• _Task directions_: Copy the rows below word for word, and omit the pictures from your copy.
start
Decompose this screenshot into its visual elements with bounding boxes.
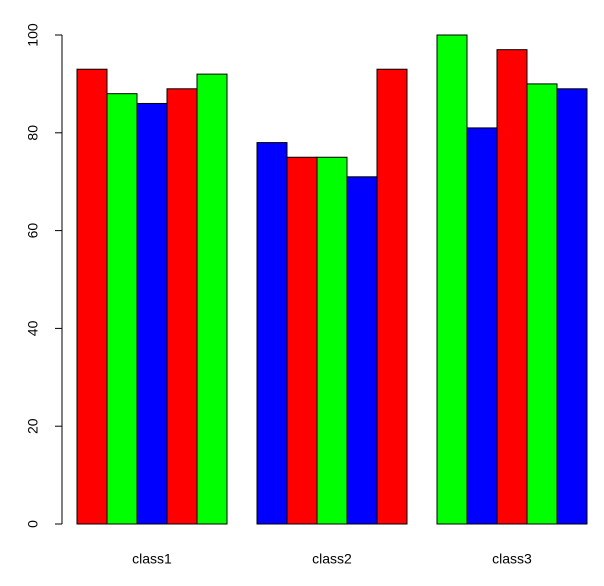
bar — [316, 156, 348, 525]
bar — [526, 83, 558, 525]
bar — [286, 156, 318, 525]
bar — [556, 88, 588, 525]
bar — [76, 68, 108, 525]
bar — [196, 73, 228, 525]
y-tick-label: 80 — [25, 125, 41, 141]
x-tick-label: class3 — [492, 551, 532, 567]
y-tick-label: 60 — [25, 223, 41, 239]
bar — [466, 127, 498, 525]
bar — [256, 142, 288, 525]
y-tick-label: 100 — [25, 23, 41, 47]
y-tick-label: 20 — [25, 418, 41, 434]
bar — [496, 49, 528, 525]
x-tick-label: class1 — [132, 551, 172, 567]
bar — [136, 102, 168, 525]
bar — [376, 68, 408, 525]
y-tick-label: 40 — [25, 320, 41, 336]
bar — [166, 88, 198, 525]
y-tick-label: 0 — [25, 520, 41, 528]
bar — [106, 93, 138, 525]
bar — [346, 176, 378, 525]
bar — [436, 34, 468, 525]
x-tick-label: class2 — [312, 551, 352, 567]
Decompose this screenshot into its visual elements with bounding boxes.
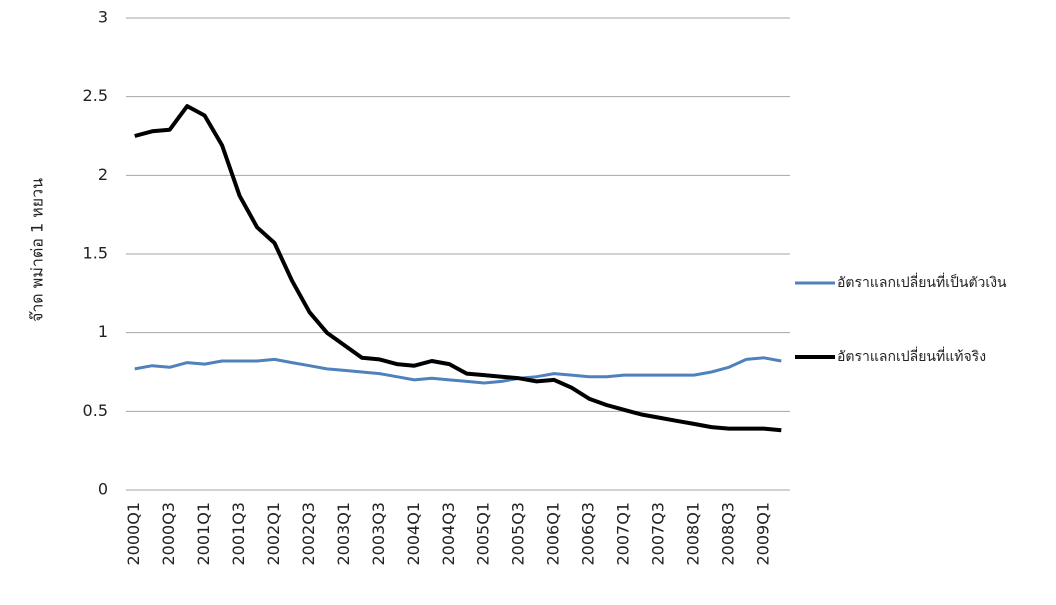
end
• _Task solution_:
Decompose this screenshot into its visual elements with bounding boxes.
bar — [316, 156, 348, 525]
bar — [526, 83, 558, 525]
bar — [286, 156, 318, 525]
bar — [556, 88, 588, 525]
bar — [76, 68, 108, 525]
bar — [196, 73, 228, 525]
y-tick-label: 80 — [25, 125, 41, 141]
x-tick-label: class3 — [492, 551, 532, 567]
y-tick-label: 60 — [25, 223, 41, 239]
bar — [466, 127, 498, 525]
bar — [256, 142, 288, 525]
y-tick-label: 100 — [25, 23, 41, 47]
y-tick-label: 20 — [25, 418, 41, 434]
bar — [496, 49, 528, 525]
x-tick-label: class1 — [132, 551, 172, 567]
bar — [136, 102, 168, 525]
bar — [376, 68, 408, 525]
y-tick-label: 40 — [25, 320, 41, 336]
bar — [166, 88, 198, 525]
y-tick-label: 0 — [25, 520, 41, 528]
bar — [106, 93, 138, 525]
bar — [346, 176, 378, 525]
bar — [436, 34, 468, 525]
x-tick-label: class2 — [312, 551, 352, 567]
Decompose this screenshot into its visual elements with bounding boxes.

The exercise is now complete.